#### [Exercise details]
Among the entries, which lines carry the string "title"? Copy each of them.

Start

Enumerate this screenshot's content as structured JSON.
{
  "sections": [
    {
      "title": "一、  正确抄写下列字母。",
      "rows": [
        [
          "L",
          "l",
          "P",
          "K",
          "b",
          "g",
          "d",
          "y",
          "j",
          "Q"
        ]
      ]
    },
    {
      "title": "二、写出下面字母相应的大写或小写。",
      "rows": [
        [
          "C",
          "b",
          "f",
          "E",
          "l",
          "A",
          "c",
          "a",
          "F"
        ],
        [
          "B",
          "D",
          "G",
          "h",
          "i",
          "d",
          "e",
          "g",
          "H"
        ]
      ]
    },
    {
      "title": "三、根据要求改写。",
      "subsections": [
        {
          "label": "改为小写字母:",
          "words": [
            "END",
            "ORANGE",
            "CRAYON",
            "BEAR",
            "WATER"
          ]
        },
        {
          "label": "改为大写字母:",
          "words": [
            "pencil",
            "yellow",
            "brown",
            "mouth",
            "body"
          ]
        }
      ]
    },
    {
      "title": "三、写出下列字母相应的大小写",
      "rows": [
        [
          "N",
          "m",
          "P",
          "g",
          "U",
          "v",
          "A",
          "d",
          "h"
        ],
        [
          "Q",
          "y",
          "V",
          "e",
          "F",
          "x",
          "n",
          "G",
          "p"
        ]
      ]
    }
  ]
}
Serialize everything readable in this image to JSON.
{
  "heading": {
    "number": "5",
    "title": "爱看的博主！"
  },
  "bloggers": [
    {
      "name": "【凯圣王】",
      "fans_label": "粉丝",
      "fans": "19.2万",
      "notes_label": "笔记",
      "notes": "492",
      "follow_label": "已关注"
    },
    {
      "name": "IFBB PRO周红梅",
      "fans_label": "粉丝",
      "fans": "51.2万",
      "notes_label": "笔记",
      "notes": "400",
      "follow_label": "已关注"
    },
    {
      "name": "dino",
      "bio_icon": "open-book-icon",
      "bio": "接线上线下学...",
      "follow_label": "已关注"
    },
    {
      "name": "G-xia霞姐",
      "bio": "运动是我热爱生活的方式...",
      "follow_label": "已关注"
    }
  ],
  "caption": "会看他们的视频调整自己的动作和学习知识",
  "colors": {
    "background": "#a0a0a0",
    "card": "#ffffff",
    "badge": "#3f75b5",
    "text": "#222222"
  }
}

End

#### [Answer to the task]
      "title": "一、  正确抄写下列字母。",
      "title": "二、写出下面字母相应的大写或小写。",
      "title": "三、根据要求改写。",
      "title": "三、写出下列字母相应的大小写",
    "title": "爱看的博主！"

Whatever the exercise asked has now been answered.